• Data for this exercise:
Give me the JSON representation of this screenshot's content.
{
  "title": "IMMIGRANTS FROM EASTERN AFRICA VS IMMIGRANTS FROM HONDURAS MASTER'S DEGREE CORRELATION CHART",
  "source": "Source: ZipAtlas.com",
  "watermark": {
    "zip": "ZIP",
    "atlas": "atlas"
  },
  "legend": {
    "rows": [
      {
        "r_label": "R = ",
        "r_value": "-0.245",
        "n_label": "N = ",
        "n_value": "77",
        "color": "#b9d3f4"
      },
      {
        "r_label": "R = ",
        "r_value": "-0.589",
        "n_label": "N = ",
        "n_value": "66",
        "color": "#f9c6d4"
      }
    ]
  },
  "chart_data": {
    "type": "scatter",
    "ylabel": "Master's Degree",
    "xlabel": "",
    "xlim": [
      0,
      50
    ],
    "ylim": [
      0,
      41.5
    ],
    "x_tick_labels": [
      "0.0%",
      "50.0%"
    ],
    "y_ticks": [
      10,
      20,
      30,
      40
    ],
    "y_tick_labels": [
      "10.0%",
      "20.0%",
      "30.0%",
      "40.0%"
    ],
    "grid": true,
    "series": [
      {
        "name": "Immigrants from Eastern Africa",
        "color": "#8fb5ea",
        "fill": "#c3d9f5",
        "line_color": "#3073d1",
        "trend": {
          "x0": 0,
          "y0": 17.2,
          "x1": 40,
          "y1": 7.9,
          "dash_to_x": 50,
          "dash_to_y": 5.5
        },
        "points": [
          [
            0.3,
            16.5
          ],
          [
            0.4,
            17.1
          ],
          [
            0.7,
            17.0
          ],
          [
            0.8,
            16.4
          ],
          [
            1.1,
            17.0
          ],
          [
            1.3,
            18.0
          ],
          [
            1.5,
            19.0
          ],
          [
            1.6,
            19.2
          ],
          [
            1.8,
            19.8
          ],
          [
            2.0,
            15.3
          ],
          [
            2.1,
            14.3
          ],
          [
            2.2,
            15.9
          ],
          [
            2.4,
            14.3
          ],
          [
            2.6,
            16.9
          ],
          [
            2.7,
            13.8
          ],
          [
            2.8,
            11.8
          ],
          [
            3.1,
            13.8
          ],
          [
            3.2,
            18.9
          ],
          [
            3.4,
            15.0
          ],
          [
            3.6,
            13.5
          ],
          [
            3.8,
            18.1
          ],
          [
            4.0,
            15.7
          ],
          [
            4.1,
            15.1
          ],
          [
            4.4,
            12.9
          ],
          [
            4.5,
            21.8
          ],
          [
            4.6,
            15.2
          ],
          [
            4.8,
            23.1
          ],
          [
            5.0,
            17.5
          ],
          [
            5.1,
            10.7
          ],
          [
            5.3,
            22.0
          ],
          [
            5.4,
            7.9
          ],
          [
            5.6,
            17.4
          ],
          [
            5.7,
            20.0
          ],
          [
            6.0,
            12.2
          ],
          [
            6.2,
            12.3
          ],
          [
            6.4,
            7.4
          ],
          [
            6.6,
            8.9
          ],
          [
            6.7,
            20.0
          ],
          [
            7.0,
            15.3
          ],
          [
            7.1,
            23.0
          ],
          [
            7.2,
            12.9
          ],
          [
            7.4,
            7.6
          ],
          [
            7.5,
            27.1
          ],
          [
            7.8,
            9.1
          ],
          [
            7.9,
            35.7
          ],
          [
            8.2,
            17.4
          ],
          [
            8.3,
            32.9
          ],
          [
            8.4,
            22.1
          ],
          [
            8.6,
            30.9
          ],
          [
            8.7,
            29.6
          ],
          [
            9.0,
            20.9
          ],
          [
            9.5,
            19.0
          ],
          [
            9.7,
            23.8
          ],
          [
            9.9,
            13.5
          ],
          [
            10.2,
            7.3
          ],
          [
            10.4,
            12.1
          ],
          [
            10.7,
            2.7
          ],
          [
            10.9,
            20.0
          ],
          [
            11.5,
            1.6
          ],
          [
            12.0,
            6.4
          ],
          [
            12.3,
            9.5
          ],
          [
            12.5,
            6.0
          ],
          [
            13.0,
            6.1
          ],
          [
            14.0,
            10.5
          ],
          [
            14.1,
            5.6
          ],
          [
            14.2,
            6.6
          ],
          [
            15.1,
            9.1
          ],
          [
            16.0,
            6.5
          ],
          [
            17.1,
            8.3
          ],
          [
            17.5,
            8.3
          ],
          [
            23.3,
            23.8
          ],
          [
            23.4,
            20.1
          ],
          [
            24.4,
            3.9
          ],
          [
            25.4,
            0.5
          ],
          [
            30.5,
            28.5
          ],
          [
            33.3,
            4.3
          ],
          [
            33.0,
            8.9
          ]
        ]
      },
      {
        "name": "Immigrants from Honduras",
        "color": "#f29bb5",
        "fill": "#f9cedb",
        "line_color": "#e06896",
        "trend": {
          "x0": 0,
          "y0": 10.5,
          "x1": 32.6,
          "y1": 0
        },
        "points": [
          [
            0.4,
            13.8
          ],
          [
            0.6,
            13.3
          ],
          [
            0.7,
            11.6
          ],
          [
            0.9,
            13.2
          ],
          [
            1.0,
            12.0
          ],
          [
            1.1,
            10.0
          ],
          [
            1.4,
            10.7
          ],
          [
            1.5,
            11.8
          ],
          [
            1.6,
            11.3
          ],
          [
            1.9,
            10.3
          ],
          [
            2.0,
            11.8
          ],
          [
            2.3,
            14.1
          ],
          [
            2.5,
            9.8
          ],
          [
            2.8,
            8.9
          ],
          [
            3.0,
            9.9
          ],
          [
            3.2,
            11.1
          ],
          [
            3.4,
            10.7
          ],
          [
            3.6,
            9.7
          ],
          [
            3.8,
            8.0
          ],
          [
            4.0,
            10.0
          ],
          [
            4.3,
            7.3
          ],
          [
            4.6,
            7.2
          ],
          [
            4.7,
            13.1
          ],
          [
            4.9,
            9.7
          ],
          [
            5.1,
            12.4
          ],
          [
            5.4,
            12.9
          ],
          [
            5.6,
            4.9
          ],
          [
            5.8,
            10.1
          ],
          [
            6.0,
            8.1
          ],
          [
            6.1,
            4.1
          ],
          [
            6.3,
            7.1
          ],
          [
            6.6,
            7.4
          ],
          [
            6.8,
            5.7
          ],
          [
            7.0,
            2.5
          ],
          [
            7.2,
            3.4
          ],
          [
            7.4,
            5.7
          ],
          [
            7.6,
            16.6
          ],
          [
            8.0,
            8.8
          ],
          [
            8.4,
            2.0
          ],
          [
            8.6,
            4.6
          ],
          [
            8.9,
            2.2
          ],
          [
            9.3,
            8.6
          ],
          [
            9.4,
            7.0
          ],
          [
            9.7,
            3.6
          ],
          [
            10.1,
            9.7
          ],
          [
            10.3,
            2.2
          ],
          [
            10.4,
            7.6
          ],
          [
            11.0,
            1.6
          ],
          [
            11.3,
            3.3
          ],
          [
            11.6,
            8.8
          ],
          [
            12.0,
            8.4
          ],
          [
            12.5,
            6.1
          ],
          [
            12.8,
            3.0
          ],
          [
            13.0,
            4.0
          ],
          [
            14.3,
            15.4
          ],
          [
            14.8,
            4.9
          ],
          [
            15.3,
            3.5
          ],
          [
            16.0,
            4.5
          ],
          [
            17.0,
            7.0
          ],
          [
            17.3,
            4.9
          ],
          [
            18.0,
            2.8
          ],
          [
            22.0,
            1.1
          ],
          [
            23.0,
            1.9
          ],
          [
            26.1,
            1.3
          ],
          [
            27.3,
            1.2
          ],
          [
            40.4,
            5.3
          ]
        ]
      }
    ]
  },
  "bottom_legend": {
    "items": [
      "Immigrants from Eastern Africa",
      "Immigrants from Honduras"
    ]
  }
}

• Instructions for the task: Quote all the records exactly, please, leaving none out.

• Task output:
Give me the JSON representation of this screenshot's content.
{
  "title": "IMMIGRANTS FROM EASTERN AFRICA VS IMMIGRANTS FROM HONDURAS MASTER'S DEGREE CORRELATION CHART",
  "source": "Source: ZipAtlas.com",
  "watermark": {
    "zip": "ZIP",
    "atlas": "atlas"
  },
  "legend": {
    "rows": [
      {
        "r_label": "R = ",
        "r_value": "-0.245",
        "n_label": "N = ",
        "n_value": "77",
        "color": "#b9d3f4"
      },
      {
        "r_label": "R = ",
        "r_value": "-0.589",
        "n_label": "N = ",
        "n_value": "66",
        "color": "#f9c6d4"
      }
    ]
  },
  "chart_data": {
    "type": "scatter",
    "ylabel": "Master's Degree",
    "xlabel": "",
    "xlim": [
      0,
      50
    ],
    "ylim": [
      0,
      41.5
    ],
    "x_tick_labels": [
      "0.0%",
      "50.0%"
    ],
    "y_ticks": [
      10,
      20,
      30,
      40
    ],
    "y_tick_labels": [
      "10.0%",
      "20.0%",
      "30.0%",
      "40.0%"
    ],
    "grid": true,
    "series": [
      {
        "name": "Immigrants from Eastern Africa",
        "color": "#8fb5ea",
        "fill": "#c3d9f5",
        "line_color": "#3073d1",
        "trend": {
          "x0": 0,
          "y0": 17.2,
          "x1": 40,
          "y1": 7.9,
          "dash_to_x": 50,
          "dash_to_y": 5.5
        },
        "points": [
          [
            0.3,
            16.5
          ],
          [
            0.4,
            17.1
          ],
          [
            0.7,
            17.0
          ],
          [
            0.8,
            16.4
          ],
          [
            1.1,
            17.0
          ],
          [
            1.3,
            18.0
          ],
          [
            1.5,
            19.0
          ],
          [
            1.6,
            19.2
          ],
          [
            1.8,
            19.8
          ],
          [
            2.0,
            15.3
          ],
          [
            2.1,
            14.3
          ],
          [
            2.2,
            15.9
          ],
          [
            2.4,
            14.3
          ],
          [
            2.6,
            16.9
          ],
          [
            2.7,
            13.8
          ],
          [
            2.8,
            11.8
          ],
          [
            3.1,
            13.8
          ],
          [
            3.2,
            18.9
          ],
          [
            3.4,
            15.0
          ],
          [
            3.6,
            13.5
          ],
          [
            3.8,
            18.1
          ],
          [
            4.0,
            15.7
          ],
          [
            4.1,
            15.1
          ],
          [
            4.4,
            12.9
          ],
          [
            4.5,
            21.8
          ],
          [
            4.6,
            15.2
          ],
          [
            4.8,
            23.1
          ],
          [
            5.0,
            17.5
          ],
          [
            5.1,
            10.7
          ],
          [
            5.3,
            22.0
          ],
          [
            5.4,
            7.9
          ],
          [
            5.6,
            17.4
          ],
          [
            5.7,
            20.0
          ],
          [
            6.0,
            12.2
          ],
          [
            6.2,
            12.3
          ],
          [
            6.4,
            7.4
          ],
          [
            6.6,
            8.9
          ],
          [
            6.7,
            20.0
          ],
          [
            7.0,
            15.3
          ],
          [
            7.1,
            23.0
          ],
          [
            7.2,
            12.9
          ],
          [
            7.4,
            7.6
          ],
          [
            7.5,
            27.1
          ],
          [
            7.8,
            9.1
          ],
          [
            7.9,
            35.7
          ],
          [
            8.2,
            17.4
          ],
          [
            8.3,
            32.9
          ],
          [
            8.4,
            22.1
          ],
          [
            8.6,
            30.9
          ],
          [
            8.7,
            29.6
          ],
          [
            9.0,
            20.9
          ],
          [
            9.5,
            19.0
          ],
          [
            9.7,
            23.8
          ],
          [
            9.9,
            13.5
          ],
          [
            10.2,
            7.3
          ],
          [
            10.4,
            12.1
          ],
          [
            10.7,
            2.7
          ],
          [
            10.9,
            20.0
          ],
          [
            11.5,
            1.6
          ],
          [
            12.0,
            6.4
          ],
          [
            12.3,
            9.5
          ],
          [
            12.5,
            6.0
          ],
          [
            13.0,
            6.1
          ],
          [
            14.0,
            10.5
          ],
          [
            14.1,
            5.6
          ],
          [
            14.2,
            6.6
          ],
          [
            15.1,
            9.1
          ],
          [
            16.0,
            6.5
          ],
          [
            17.1,
            8.3
          ],
          [
            17.5,
            8.3
          ],
          [
            23.3,
            23.8
          ],
          [
            23.4,
            20.1
          ],
          [
            24.4,
            3.9
          ],
          [
            25.4,
            0.5
          ],
          [
            30.5,
            28.5
          ],
          [
            33.3,
            4.3
          ],
          [
            33.0,
            8.9
          ]
        ]
      },
      {
        "name": "Immigrants from Honduras",
        "color": "#f29bb5",
        "fill": "#f9cedb",
        "line_color": "#e06896",
        "trend": {
          "x0": 0,
          "y0": 10.5,
          "x1": 32.6,
          "y1": 0
        },
        "points": [
          [
            0.4,
            13.8
          ],
          [
            0.6,
            13.3
          ],
          [
            0.7,
            11.6
          ],
          [
            0.9,
            13.2
          ],
          [
            1.0,
            12.0
          ],
          [
            1.1,
            10.0
          ],
          [
            1.4,
            10.7
          ],
          [
            1.5,
            11.8
          ],
          [
            1.6,
            11.3
          ],
          [
            1.9,
            10.3
          ],
          [
            2.0,
            11.8
          ],
          [
            2.3,
            14.1
          ],
          [
            2.5,
            9.8
          ],
          [
            2.8,
            8.9
          ],
          [
            3.0,
            9.9
          ],
          [
            3.2,
            11.1
          ],
          [
            3.4,
            10.7
          ],
          [
            3.6,
            9.7
          ],
          [
            3.8,
            8.0
          ],
          [
            4.0,
            10.0
          ],
          [
            4.3,
            7.3
          ],
          [
            4.6,
            7.2
          ],
          [
            4.7,
            13.1
          ],
          [
            4.9,
            9.7
          ],
          [
            5.1,
            12.4
          ],
          [
            5.4,
            12.9
          ],
          [
            5.6,
            4.9
          ],
          [
            5.8,
            10.1
          ],
          [
            6.0,
            8.1
          ],
          [
            6.1,
            4.1
          ],
          [
            6.3,
            7.1
          ],
          [
            6.6,
            7.4
          ],
          [
            6.8,
            5.7
          ],
          [
            7.0,
            2.5
          ],
          [
            7.2,
            3.4
          ],
          [
            7.4,
            5.7
          ],
          [
            7.6,
            16.6
          ],
          [
            8.0,
            8.8
          ],
          [
            8.4,
            2.0
          ],
          [
            8.6,
            4.6
          ],
          [
            8.9,
            2.2
          ],
          [
            9.3,
            8.6
          ],
          [
            9.4,
            7.0
          ],
          [
            9.7,
            3.6
          ],
          [
            10.1,
            9.7
          ],
          [
            10.3,
            2.2
          ],
          [
            10.4,
            7.6
          ],
          [
            11.0,
            1.6
          ],
          [
            11.3,
            3.3
          ],
          [
            11.6,
            8.8
          ],
          [
            12.0,
            8.4
          ],
          [
            12.5,
            6.1
          ],
          [
            12.8,
            3.0
          ],
          [
            13.0,
            4.0
          ],
          [
            14.3,
            15.4
          ],
          [
            14.8,
            4.9
          ],
          [
            15.3,
            3.5
          ],
          [
            16.0,
            4.5
          ],
          [
            17.0,
            7.0
          ],
          [
            17.3,
            4.9
          ],
          [
            18.0,
            2.8
          ],
          [
            22.0,
            1.1
          ],
          [
            23.0,
            1.9
          ],
          [
            26.1,
            1.3
          ],
          [
            27.3,
            1.2
          ],
          [
            40.4,
            5.3
          ]
        ]
      }
    ]
  },
  "bottom_legend": {
    "items": [
      "Immigrants from Eastern Africa",
      "Immigrants from Honduras"
    ]
  }
}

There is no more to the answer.